GIVEN REQUEST:
No images are to be carried over; print all other material exactly as it stands.

RECORD EXCERPTS:
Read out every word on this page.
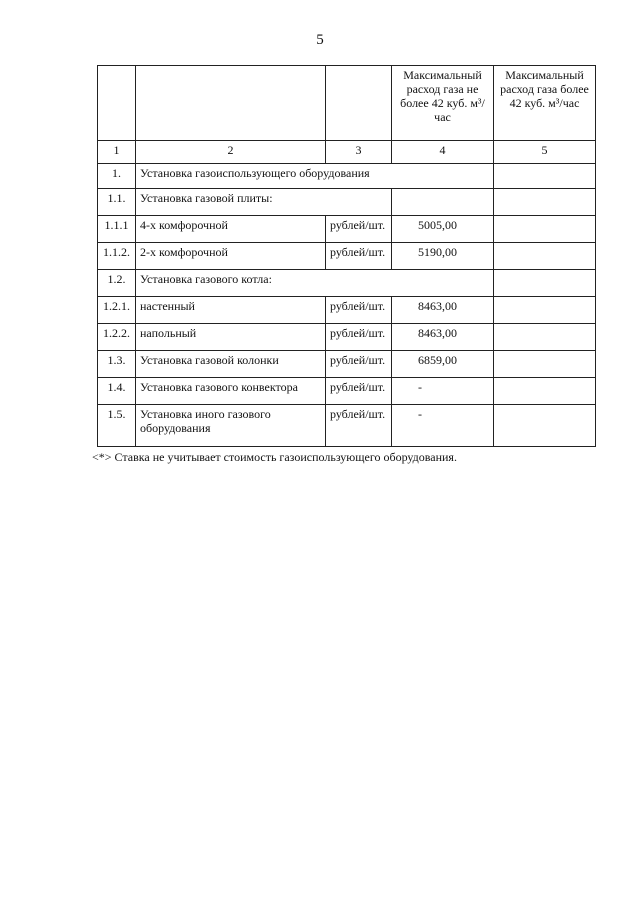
5
			Максимальный расход газа не более 42 куб. м³/час	Максимальный расход газа более 42 куб. м³/час
1	2	3	4	5
1.	Установка газоиспользующего оборудования			
1.1.	Установка газовой плиты:			
1.1.1	4-х комфорочной	рублей/шт.	5005,00	
1.1.2.	2-х комфорочной	рублей/шт.	5190,00	
1.2.	Установка газового котла:			
1.2.1.	настенный	рублей/шт.	8463,00	
1.2.2.	напольный	рублей/шт.	8463,00	
1.3.	Установка газовой колонки	рублей/шт.	6859,00	
1.4.	Установка газового конвектора	рублей/шт.	-	
1.5.	Установка иного газового оборудования	рублей/шт.	-	
<*> Ставка не учитывает стоимость газоиспользующего оборудования.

FINISHED TASK:
Read out every word on this page.
5
			Максимальный расход газа не более 42 куб. м³/час	Максимальный расход газа более 42 куб. м³/час
1	2	3	4	5
1.	Установка газоиспользующего оборудования			
1.1.	Установка газовой плиты:			
1.1.1	4-х комфорочной	рублей/шт.	5005,00	
1.1.2.	2-х комфорочной	рублей/шт.	5190,00	
1.2.	Установка газового котла:			
1.2.1.	настенный	рублей/шт.	8463,00	
1.2.2.	напольный	рублей/шт.	8463,00	
1.3.	Установка газовой колонки	рублей/шт.	6859,00	
1.4.	Установка газового конвектора	рублей/шт.	-	
1.5.	Установка иного газового оборудования	рублей/шт.	-	
<*> Ставка не учитывает стоимость газоиспользующего оборудования.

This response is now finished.